* WORK TO BE COMPLETED:
Tally all lines containing the word "Trio". Give the number alone.

* DATASET RECORDS:

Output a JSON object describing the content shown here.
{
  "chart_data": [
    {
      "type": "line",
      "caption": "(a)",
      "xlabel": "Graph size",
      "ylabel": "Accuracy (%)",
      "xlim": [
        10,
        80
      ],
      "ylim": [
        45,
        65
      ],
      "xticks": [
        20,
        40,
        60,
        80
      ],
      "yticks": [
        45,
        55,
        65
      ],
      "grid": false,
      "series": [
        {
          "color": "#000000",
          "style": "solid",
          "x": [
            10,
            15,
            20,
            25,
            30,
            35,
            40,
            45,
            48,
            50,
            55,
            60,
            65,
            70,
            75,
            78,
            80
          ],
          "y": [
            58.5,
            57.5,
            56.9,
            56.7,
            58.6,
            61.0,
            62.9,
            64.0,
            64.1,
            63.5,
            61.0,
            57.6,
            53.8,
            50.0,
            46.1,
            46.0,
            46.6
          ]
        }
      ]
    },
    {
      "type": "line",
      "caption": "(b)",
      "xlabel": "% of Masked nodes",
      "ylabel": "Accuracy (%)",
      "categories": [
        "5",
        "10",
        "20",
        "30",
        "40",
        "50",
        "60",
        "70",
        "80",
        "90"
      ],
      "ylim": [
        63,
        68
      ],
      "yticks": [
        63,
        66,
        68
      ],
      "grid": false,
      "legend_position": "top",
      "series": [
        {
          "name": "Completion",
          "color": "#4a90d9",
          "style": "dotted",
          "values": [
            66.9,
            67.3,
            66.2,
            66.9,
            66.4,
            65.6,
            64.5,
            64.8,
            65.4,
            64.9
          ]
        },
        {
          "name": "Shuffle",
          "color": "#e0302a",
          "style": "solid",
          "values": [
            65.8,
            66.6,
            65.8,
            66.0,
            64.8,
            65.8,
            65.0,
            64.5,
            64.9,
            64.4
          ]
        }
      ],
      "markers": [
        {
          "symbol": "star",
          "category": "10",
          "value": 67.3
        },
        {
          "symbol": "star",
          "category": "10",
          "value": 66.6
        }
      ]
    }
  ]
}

...

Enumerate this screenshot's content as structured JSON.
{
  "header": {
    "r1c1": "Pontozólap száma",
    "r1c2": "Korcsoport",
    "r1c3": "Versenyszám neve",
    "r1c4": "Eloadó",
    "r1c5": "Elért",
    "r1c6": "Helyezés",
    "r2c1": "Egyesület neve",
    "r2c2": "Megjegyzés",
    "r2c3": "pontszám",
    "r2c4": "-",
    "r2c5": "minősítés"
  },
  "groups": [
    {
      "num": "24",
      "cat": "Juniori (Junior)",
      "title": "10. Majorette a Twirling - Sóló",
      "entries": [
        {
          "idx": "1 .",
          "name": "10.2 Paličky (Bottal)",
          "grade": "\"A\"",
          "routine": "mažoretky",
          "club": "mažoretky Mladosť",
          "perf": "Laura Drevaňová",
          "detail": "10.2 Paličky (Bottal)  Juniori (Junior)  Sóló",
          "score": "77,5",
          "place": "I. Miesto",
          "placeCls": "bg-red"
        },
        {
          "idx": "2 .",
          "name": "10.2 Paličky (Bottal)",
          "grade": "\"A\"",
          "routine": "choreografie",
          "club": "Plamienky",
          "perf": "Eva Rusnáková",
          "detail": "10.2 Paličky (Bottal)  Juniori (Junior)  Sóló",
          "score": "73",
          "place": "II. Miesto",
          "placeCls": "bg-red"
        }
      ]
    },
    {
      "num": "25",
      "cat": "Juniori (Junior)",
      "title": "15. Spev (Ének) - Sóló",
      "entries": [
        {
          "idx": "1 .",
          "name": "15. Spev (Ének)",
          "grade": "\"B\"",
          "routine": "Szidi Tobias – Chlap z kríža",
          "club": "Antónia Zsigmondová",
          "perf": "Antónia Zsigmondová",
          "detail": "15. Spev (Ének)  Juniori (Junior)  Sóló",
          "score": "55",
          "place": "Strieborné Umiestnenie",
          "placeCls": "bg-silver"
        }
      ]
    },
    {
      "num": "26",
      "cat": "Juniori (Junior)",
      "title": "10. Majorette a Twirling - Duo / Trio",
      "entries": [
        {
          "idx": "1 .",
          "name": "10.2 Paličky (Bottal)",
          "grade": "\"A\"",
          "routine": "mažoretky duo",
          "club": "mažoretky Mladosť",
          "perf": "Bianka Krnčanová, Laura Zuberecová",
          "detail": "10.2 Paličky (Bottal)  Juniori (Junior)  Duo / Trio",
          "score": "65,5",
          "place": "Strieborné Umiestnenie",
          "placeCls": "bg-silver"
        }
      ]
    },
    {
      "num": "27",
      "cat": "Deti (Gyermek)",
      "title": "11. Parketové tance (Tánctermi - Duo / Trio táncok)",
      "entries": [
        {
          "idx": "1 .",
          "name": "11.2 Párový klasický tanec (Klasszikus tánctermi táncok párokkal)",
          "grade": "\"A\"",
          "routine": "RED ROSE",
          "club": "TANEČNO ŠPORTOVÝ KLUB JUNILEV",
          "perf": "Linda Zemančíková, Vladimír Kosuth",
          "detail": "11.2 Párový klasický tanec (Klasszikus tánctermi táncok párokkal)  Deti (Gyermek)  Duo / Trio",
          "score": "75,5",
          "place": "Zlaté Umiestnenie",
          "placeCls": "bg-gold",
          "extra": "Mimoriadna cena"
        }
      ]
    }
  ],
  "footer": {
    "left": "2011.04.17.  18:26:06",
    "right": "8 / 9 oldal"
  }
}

* ANSWER TO THE PROBLEM:
4